- **Collected data entries**:
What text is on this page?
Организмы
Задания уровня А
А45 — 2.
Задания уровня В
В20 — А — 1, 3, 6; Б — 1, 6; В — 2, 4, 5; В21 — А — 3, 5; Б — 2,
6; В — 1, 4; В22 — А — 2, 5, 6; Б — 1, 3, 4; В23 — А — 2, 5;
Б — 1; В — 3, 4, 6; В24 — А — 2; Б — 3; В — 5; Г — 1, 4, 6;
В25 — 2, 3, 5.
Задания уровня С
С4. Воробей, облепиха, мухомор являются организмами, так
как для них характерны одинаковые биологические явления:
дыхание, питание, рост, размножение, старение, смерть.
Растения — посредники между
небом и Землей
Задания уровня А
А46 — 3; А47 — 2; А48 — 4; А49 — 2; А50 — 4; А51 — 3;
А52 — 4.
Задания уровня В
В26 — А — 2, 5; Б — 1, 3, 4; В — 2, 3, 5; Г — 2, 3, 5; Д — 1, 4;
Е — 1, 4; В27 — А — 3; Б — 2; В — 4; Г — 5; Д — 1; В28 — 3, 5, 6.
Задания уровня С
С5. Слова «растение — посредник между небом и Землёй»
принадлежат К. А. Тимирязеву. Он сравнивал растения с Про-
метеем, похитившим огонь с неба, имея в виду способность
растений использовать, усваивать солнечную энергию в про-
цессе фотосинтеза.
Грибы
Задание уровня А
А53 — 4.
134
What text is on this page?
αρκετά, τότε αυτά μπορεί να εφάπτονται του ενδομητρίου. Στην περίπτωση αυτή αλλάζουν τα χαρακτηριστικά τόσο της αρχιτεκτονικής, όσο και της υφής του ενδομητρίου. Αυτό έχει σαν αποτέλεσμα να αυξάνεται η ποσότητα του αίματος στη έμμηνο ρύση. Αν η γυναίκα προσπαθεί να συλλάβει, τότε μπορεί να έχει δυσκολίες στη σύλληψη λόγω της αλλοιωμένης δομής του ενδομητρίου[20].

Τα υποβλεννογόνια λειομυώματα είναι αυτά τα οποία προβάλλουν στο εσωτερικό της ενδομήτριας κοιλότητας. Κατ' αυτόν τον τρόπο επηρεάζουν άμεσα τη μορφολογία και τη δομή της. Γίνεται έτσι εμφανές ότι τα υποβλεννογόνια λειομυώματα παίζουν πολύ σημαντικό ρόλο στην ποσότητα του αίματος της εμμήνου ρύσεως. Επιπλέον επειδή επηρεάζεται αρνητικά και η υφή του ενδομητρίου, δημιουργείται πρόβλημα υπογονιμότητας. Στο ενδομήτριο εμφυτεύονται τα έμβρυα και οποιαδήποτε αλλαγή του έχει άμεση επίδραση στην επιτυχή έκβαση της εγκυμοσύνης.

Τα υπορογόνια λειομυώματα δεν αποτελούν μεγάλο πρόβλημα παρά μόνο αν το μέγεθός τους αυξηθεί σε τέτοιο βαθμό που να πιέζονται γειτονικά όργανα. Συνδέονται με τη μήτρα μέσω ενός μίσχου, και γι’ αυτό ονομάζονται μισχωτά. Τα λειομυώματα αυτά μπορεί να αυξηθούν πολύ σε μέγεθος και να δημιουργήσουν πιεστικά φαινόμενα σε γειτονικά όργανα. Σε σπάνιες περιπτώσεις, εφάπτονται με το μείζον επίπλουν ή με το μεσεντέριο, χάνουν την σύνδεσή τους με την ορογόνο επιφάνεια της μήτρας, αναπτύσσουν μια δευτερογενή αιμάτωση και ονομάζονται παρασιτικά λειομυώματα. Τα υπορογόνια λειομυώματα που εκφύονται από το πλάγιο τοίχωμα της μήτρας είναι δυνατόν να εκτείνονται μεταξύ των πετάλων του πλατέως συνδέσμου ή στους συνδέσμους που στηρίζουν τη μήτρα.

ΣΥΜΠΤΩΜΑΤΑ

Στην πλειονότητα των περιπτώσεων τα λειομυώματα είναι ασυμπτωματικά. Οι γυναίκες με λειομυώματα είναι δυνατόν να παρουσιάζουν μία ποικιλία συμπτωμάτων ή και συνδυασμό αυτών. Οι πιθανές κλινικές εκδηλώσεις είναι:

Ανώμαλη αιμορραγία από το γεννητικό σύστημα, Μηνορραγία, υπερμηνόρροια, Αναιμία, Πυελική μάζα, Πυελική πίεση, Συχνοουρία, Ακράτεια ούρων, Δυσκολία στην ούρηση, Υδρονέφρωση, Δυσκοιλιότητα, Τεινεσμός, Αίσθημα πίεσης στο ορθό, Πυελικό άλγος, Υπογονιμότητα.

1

- **GIVEN PROBLEM**: Copy every line of the records word for word.

- **ANSWER**:
What text is on this page?
Организмы
Задания уровня А
А45 — 2.
Задания уровня В
В20 — А — 1, 3, 6; Б — 1, 6; В — 2, 4, 5; В21 — А — 3, 5; Б — 2,
6; В — 1, 4; В22 — А — 2, 5, 6; Б — 1, 3, 4; В23 — А — 2, 5;
Б — 1; В — 3, 4, 6; В24 — А — 2; Б — 3; В — 5; Г — 1, 4, 6;
В25 — 2, 3, 5.
Задания уровня С
С4. Воробей, облепиха, мухомор являются организмами, так
как для них характерны одинаковые биологические явления:
дыхание, питание, рост, размножение, старение, смерть.
Растения — посредники между
небом и Землей
Задания уровня А
А46 — 3; А47 — 2; А48 — 4; А49 — 2; А50 — 4; А51 — 3;
А52 — 4.
Задания уровня В
В26 — А — 2, 5; Б — 1, 3, 4; В — 2, 3, 5; Г — 2, 3, 5; Д — 1, 4;
Е — 1, 4; В27 — А — 3; Б — 2; В — 4; Г — 5; Д — 1; В28 — 3, 5, 6.
Задания уровня С
С5. Слова «растение — посредник между небом и Землёй»
принадлежат К. А. Тимирязеву. Он сравнивал растения с Про-
метеем, похитившим огонь с неба, имея в виду способность
растений использовать, усваивать солнечную энергию в про-
цессе фотосинтеза.
Грибы
Задание уровня А
А53 — 4.
134
What text is on this page?
αρκετά, τότε αυτά μπορεί να εφάπτονται του ενδομητρίου. Στην περίπτωση αυτή αλλάζουν τα χαρακτηριστικά τόσο της αρχιτεκτονικής, όσο και της υφής του ενδομητρίου. Αυτό έχει σαν αποτέλεσμα να αυξάνεται η ποσότητα του αίματος στη έμμηνο ρύση. Αν η γυναίκα προσπαθεί να συλλάβει, τότε μπορεί να έχει δυσκολίες στη σύλληψη λόγω της αλλοιωμένης δομής του ενδομητρίου[20].

Τα υποβλεννογόνια λειομυώματα είναι αυτά τα οποία προβάλλουν στο εσωτερικό της ενδομήτριας κοιλότητας. Κατ' αυτόν τον τρόπο επηρεάζουν άμεσα τη μορφολογία και τη δομή της. Γίνεται έτσι εμφανές ότι τα υποβλεννογόνια λειομυώματα παίζουν πολύ σημαντικό ρόλο στην ποσότητα του αίματος της εμμήνου ρύσεως. Επιπλέον επειδή επηρεάζεται αρνητικά και η υφή του ενδομητρίου, δημιουργείται πρόβλημα υπογονιμότητας. Στο ενδομήτριο εμφυτεύονται τα έμβρυα και οποιαδήποτε αλλαγή του έχει άμεση επίδραση στην επιτυχή έκβαση της εγκυμοσύνης.

Τα υπορογόνια λειομυώματα δεν αποτελούν μεγάλο πρόβλημα παρά μόνο αν το μέγεθός τους αυξηθεί σε τέτοιο βαθμό που να πιέζονται γειτονικά όργανα. Συνδέονται με τη μήτρα μέσω ενός μίσχου, και γι’ αυτό ονομάζονται μισχωτά. Τα λειομυώματα αυτά μπορεί να αυξηθούν πολύ σε μέγεθος και να δημιουργήσουν πιεστικά φαινόμενα σε γειτονικά όργανα. Σε σπάνιες περιπτώσεις, εφάπτονται με το μείζον επίπλουν ή με το μεσεντέριο, χάνουν την σύνδεσή τους με την ορογόνο επιφάνεια της μήτρας, αναπτύσσουν μια δευτερογενή αιμάτωση και ονομάζονται παρασιτικά λειομυώματα. Τα υπορογόνια λειομυώματα που εκφύονται από το πλάγιο τοίχωμα της μήτρας είναι δυνατόν να εκτείνονται μεταξύ των πετάλων του πλατέως συνδέσμου ή στους συνδέσμους που στηρίζουν τη μήτρα.

ΣΥΜΠΤΩΜΑΤΑ

Στην πλειονότητα των περιπτώσεων τα λειομυώματα είναι ασυμπτωματικά. Οι γυναίκες με λειομυώματα είναι δυνατόν να παρουσιάζουν μία ποικιλία συμπτωμάτων ή και συνδυασμό αυτών. Οι πιθανές κλινικές εκδηλώσεις είναι:

Ανώμαλη αιμορραγία από το γεννητικό σύστημα, Μηνορραγία, υπερμηνόρροια, Αναιμία, Πυελική μάζα, Πυελική πίεση, Συχνοουρία, Ακράτεια ούρων, Δυσκολία στην ούρηση, Υδρονέφρωση, Δυσκοιλιότητα, Τεινεσμός, Αίσθημα πίεσης στο ορθό, Πυελικό άλγος, Υπογονιμότητα.

1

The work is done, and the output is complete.